**What you will do**
Each entry below is to be extracted exactly.

**Provided information**
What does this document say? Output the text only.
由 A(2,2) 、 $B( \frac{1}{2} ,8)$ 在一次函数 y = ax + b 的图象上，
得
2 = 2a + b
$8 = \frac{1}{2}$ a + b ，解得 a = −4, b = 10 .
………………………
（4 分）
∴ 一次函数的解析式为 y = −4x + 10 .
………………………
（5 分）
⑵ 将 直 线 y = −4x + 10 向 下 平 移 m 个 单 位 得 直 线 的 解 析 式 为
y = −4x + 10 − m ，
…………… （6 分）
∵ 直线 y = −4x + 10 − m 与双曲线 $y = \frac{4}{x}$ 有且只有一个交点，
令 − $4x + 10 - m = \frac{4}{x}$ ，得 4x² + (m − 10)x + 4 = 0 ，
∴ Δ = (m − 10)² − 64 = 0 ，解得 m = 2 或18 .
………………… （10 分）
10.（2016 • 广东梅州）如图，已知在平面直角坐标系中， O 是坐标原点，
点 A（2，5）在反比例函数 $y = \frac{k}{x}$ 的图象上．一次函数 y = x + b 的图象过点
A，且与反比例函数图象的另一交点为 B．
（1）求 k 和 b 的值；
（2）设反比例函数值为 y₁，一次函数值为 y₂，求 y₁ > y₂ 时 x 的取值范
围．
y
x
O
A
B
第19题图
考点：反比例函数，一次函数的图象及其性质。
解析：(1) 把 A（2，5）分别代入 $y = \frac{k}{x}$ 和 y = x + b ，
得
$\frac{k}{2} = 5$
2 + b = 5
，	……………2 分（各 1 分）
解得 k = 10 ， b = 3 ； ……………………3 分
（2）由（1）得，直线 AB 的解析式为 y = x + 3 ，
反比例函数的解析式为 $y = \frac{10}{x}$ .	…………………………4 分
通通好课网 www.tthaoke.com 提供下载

**Written answer**
What does this document say? Output the text only.
由 A(2,2) 、 $B( \frac{1}{2} ,8)$ 在一次函数 y = ax + b 的图象上，
得
2 = 2a + b
$8 = \frac{1}{2}$ a + b ，解得 a = −4, b = 10 .
………………………
（4 分）
∴ 一次函数的解析式为 y = −4x + 10 .
………………………
（5 分）
⑵ 将 直 线 y = −4x + 10 向 下 平 移 m 个 单 位 得 直 线 的 解 析 式 为
y = −4x + 10 − m ，
…………… （6 分）
∵ 直线 y = −4x + 10 − m 与双曲线 $y = \frac{4}{x}$ 有且只有一个交点，
令 − $4x + 10 - m = \frac{4}{x}$ ，得 4x² + (m − 10)x + 4 = 0 ，
∴ Δ = (m − 10)² − 64 = 0 ，解得 m = 2 或18 .
………………… （10 分）
10.（2016 • 广东梅州）如图，已知在平面直角坐标系中， O 是坐标原点，
点 A（2，5）在反比例函数 $y = \frac{k}{x}$ 的图象上．一次函数 y = x + b 的图象过点
A，且与反比例函数图象的另一交点为 B．
（1）求 k 和 b 的值；
（2）设反比例函数值为 y₁，一次函数值为 y₂，求 y₁ > y₂ 时 x 的取值范
围．
y
x
O
A
B
第19题图
考点：反比例函数，一次函数的图象及其性质。
解析：(1) 把 A（2，5）分别代入 $y = \frac{k}{x}$ 和 y = x + b ，
得
$\frac{k}{2} = 5$
2 + b = 5
，	……………2 分（各 1 分）
解得 k = 10 ， b = 3 ； ……………………3 分
（2）由（1）得，直线 AB 的解析式为 y = x + 3 ，
反比例函数的解析式为 $y = \frac{10}{x}$ .	…………………………4 分
通通好课网 www.tthaoke.com 提供下载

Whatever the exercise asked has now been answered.